Things to do
(1) In the local projections documentation text, list every named argument passed to lp_lin_iv along with the value it receives.
(2) Continue the local projections documentation text from where it stops.

BEGIN Source passage

Auerbach, A. J., and Gorodnichenko, Y. (2012). "Measuring the Output Responses to Fiscal Policy." American Economic Journal: Economic Policy, 4 (2): 1-27.
Blanchard, O., and Perotti, R. (2002). “An Empirical Characterization of the Dynamic Effects of Changes in Government Spending and Taxes on Output.” Quarterly Journal of Economics, 117(4): 1329–1368.
Hurvich, C. M., and Tsai, C.-L. (1989), "Regression and time series model selection in small samples", Biometrika, 76(2): 297–307
Jordà, Ò. (2005). "Estimation and Inference of Impulse Responses by Local Projections." American Economic Review, 95 (1): 161-182.
Jordà, Ò, Schularick, M., Taylor, A.M. (2015), "Betting the house", Journal of International Economics, 96, S2-S18.
Newey, W.K., and West, K.D. (1987). “A Simple, Positive-Definite, Heteroskedasticity and Autocorrelation Consistent Covariance Matrix.” Econometrica, 55: 703–708.
Ramey, V.A., and Zubairy, S. (2018). "Government Spending Multipliers in Good Times and in Bad: Evidence from US Historical Data." Journal of Political Economy, 126(2): 850 - 901.
Schwarz, Gideon E. (1978). "Estimating the dimension of a model", Annals of Statistics, 6 (2): 461–464.
See Also
https://adaemmerp.github.io/lpirfs/README_docs.html
Examples
# This example replicates a result from the Supplementary Appendix
# by Ramey and Zubairy (2018) (RZ-18)
# Load data
ag_data <- ag_data
sample_start <- 7
sample_end <- dim(ag_data)[1]
# Endogenous data
endog_data <- ag_data[sample_start:sample_end,3:5]
# Variable to shock with. Here government spending due to
# Blanchard and Perotti (2002) framework
shock <- ag_data[sample_start:sample_end, 3]
# Estimate linear model
results_lin_iv <- lp_lin_iv(endog_data,
lags_endog_lin = 4,
shock = shock,
trend = 0,
confint = 1.96,
hor = 20)
# Show all impulse responses
plot(results_lin_iv)
# Make and save plots
iv_lin_plots <- plot_lin(results_lin_iv)

END Source passage
BEGIN Information supplied

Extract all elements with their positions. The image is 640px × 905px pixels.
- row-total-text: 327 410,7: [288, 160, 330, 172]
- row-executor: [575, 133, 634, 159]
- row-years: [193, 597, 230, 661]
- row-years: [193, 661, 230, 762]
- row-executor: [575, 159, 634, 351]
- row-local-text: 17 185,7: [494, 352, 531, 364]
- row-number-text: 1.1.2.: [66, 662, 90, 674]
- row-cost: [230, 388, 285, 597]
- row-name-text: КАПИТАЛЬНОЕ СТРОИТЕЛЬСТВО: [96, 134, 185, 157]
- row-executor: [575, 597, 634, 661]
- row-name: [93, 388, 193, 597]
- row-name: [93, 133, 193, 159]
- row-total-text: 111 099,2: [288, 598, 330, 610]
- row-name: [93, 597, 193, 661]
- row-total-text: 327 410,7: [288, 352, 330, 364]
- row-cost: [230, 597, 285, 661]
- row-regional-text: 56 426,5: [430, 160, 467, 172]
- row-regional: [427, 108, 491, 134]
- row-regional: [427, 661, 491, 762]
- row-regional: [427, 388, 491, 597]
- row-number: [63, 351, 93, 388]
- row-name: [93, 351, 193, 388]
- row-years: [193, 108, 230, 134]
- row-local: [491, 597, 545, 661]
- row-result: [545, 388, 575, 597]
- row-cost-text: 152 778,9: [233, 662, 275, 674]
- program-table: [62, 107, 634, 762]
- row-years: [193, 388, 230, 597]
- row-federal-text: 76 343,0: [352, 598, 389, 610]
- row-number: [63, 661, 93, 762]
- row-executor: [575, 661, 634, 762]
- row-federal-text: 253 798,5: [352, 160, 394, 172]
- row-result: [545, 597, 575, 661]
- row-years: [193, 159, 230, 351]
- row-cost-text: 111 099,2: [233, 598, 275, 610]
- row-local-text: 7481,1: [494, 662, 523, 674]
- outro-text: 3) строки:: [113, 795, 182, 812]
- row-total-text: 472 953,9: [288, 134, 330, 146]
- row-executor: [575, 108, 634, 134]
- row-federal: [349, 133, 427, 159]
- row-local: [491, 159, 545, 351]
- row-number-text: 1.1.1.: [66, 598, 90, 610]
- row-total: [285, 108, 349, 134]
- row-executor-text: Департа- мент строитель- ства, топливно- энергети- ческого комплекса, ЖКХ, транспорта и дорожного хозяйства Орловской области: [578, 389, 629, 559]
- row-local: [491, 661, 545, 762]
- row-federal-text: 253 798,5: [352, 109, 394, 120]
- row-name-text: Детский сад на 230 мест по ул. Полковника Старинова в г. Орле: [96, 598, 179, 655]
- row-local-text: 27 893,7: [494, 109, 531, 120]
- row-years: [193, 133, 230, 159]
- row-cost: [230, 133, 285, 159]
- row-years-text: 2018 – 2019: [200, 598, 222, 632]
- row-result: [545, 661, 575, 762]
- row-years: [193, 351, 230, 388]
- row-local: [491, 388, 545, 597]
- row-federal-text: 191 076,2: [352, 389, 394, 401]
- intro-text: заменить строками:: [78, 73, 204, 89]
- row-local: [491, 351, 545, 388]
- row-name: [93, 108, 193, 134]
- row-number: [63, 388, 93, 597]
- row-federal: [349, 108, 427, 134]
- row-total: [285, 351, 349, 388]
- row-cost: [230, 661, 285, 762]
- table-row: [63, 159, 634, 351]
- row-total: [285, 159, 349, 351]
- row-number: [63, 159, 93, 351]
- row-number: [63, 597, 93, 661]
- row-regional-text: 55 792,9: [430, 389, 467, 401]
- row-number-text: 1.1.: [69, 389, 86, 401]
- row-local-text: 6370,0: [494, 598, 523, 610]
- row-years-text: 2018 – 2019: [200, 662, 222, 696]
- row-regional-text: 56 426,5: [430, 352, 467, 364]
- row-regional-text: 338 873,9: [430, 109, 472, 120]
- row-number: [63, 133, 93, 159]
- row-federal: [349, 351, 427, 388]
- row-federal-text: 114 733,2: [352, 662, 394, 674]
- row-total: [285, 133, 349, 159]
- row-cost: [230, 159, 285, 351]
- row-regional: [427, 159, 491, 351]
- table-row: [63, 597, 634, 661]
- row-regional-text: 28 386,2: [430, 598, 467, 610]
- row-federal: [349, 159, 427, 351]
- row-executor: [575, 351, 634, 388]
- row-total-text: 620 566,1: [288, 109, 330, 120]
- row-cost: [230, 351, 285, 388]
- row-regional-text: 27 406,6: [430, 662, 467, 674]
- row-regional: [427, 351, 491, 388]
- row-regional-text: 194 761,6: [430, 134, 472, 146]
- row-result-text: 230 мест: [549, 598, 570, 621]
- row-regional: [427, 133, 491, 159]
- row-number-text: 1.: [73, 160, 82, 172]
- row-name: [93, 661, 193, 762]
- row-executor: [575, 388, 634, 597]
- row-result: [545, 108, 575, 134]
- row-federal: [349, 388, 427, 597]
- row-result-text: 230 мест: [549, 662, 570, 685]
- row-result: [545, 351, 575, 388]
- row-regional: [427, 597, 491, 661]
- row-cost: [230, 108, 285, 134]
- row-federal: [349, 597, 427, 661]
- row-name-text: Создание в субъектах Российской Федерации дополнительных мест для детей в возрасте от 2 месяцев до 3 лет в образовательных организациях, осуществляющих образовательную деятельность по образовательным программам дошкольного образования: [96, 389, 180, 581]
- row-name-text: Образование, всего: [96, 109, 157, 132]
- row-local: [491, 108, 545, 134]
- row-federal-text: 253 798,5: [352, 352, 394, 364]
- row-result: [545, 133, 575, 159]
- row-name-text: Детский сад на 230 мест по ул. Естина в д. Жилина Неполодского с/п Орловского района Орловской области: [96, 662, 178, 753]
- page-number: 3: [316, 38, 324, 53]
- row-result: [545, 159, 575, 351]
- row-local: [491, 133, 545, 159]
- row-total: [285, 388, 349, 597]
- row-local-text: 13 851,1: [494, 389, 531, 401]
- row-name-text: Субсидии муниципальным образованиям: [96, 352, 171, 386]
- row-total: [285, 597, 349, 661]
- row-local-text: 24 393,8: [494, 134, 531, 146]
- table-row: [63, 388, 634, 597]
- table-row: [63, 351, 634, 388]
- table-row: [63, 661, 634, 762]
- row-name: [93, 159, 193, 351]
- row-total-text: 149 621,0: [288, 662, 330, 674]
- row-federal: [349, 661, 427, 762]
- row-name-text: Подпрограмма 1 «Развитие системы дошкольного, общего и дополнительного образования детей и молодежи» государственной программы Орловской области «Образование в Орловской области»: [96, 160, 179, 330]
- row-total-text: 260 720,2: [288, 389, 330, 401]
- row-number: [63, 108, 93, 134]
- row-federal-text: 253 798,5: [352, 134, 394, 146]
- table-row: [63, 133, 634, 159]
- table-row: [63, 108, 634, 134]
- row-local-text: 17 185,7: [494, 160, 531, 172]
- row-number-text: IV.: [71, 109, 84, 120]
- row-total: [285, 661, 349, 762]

END Information supplied

Outputs by task
(1)
lags_endog_lin = 4
shock = shock
trend = 0
confint = 1.96
hor = 20

(2)
# * The first element of 'iv_lin_plots' shows the response of the first
# variable (Gov) to the shock (Gov).
# * The second element of 'iv_lin_plots' shows the response of the second
# variable (Tax) to the shock (Gov).
# * ...
# This plot replicates the left plot in the mid-panel of Figure 12 in the
# Supplementary Appendix by RZ-18.
iv_lin_plots[[1]]
# Show diagnostics. The first element shows the reaction of the first given endogenous variable.
summary(results_lin_iv)
## Add lags of the identified shock ##
# Endogenous data but now exclude government spending
endog_data <- ag_data[sample_start:sample_end, 4:5]
# Variable to shock with (government spending)
shock <- ag_data[sample_start:sample_end, 3]
# Add the shock variable to exogenous data
exog_data <- shock
# Estimate linear model with lagged shock variable
results_lin_iv <- lp_lin_iv(endog_data,
lags_endog_lin = 4,
shock = shock,
exog_data = exog_data,
lags_exog = 2,
trend = 0,
confint = 1.96,
hor = 20)
# Show all responses
plot(results_lin_iv)
# Show diagnostics. The first element shows the reaction of the first endogenous variable.
summary(results_lin_iv)
##############################################################################
##### Use 2SLS #########
##############################################################################
# Set seed
set.seed(007)
# Load data
ag_data <- ag_data
sample_start <- 7
sample_end <- dim(ag_data)[1]
# Endogenous data
endog_data <- ag_data[sample_start:sample_end,3:5]
# Variable to shock with (government spending)
shock <- ag_data[sample_start:sample_end, 3]
# Generate instrument variable that is correlated with government spending
instrum <- as.data.frame(0.9*shock$Gov + rnorm(length(shock$Gov), 0, 0.02) )
# Estimate linear model via 2SLS
results_lin_iv <- lp_lin_iv(endog_data,
lags_endog_lin = 4,
shock = shock,
instrum = instrum,
use_twosls = TRUE,
trend = 0,
confint = 1.96,
hor = 20)
# Show all responses
plot(results_lin_iv)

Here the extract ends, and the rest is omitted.